### TASK DIRECTIONS
Exactly repeat the full listing that follows.

--- begin EXCERPTED RECORDS ---

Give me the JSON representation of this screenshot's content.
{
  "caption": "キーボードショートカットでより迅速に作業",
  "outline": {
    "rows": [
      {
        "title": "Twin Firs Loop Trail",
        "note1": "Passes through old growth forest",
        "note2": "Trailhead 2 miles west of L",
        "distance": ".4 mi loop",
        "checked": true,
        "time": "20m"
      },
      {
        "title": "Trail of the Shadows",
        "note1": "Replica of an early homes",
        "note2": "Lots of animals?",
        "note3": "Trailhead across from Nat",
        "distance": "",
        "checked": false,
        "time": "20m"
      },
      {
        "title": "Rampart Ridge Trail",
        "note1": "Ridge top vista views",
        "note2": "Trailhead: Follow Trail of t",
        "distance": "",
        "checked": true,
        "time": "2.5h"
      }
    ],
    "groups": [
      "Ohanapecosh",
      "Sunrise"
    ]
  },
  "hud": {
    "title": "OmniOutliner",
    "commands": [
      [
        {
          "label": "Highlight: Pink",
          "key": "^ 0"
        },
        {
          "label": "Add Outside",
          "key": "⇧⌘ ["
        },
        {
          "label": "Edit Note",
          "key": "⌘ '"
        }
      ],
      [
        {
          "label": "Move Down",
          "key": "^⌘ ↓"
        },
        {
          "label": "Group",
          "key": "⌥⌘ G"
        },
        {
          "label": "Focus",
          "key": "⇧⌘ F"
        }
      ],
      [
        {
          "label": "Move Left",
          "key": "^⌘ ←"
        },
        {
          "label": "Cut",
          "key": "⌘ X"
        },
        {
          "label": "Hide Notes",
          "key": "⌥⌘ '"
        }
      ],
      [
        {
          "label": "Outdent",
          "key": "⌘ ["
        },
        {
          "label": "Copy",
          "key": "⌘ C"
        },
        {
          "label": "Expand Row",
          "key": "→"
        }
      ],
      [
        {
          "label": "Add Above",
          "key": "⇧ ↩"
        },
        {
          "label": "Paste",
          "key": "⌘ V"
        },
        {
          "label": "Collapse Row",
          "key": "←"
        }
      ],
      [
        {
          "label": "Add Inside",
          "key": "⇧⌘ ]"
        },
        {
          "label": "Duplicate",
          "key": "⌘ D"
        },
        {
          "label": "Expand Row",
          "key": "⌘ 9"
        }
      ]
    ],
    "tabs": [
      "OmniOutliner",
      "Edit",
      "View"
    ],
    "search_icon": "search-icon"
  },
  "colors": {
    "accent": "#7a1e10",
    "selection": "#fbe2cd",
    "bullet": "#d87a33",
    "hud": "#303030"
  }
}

--- end EXCERPTED RECORDS ---

### WRITTEN ANSWER
Give me the JSON representation of this screenshot's content.
{
  "caption": "キーボードショートカットでより迅速に作業",
  "outline": {
    "rows": [
      {
        "title": "Twin Firs Loop Trail",
        "note1": "Passes through old growth forest",
        "note2": "Trailhead 2 miles west of L",
        "distance": ".4 mi loop",
        "checked": true,
        "time": "20m"
      },
      {
        "title": "Trail of the Shadows",
        "note1": "Replica of an early homes",
        "note2": "Lots of animals?",
        "note3": "Trailhead across from Nat",
        "distance": "",
        "checked": false,
        "time": "20m"
      },
      {
        "title": "Rampart Ridge Trail",
        "note1": "Ridge top vista views",
        "note2": "Trailhead: Follow Trail of t",
        "distance": "",
        "checked": true,
        "time": "2.5h"
      }
    ],
    "groups": [
      "Ohanapecosh",
      "Sunrise"
    ]
  },
  "hud": {
    "title": "OmniOutliner",
    "commands": [
      [
        {
          "label": "Highlight: Pink",
          "key": "^ 0"
        },
        {
          "label": "Add Outside",
          "key": "⇧⌘ ["
        },
        {
          "label": "Edit Note",
          "key": "⌘ '"
        }
      ],
      [
        {
          "label": "Move Down",
          "key": "^⌘ ↓"
        },
        {
          "label": "Group",
          "key": "⌥⌘ G"
        },
        {
          "label": "Focus",
          "key": "⇧⌘ F"
        }
      ],
      [
        {
          "label": "Move Left",
          "key": "^⌘ ←"
        },
        {
          "label": "Cut",
          "key": "⌘ X"
        },
        {
          "label": "Hide Notes",
          "key": "⌥⌘ '"
        }
      ],
      [
        {
          "label": "Outdent",
          "key": "⌘ ["
        },
        {
          "label": "Copy",
          "key": "⌘ C"
        },
        {
          "label": "Expand Row",
          "key": "→"
        }
      ],
      [
        {
          "label": "Add Above",
          "key": "⇧ ↩"
        },
        {
          "label": "Paste",
          "key": "⌘ V"
        },
        {
          "label": "Collapse Row",
          "key": "←"
        }
      ],
      [
        {
          "label": "Add Inside",
          "key": "⇧⌘ ]"
        },
        {
          "label": "Duplicate",
          "key": "⌘ D"
        },
        {
          "label": "Expand Row",
          "key": "⌘ 9"
        }
      ]
    ],
    "tabs": [
      "OmniOutliner",
      "Edit",
      "View"
    ],
    "search_icon": "search-icon"
  },
  "colors": {
    "accent": "#7a1e10",
    "selection": "#fbe2cd",
    "bullet": "#d87a33",
    "hud": "#303030"
  }
}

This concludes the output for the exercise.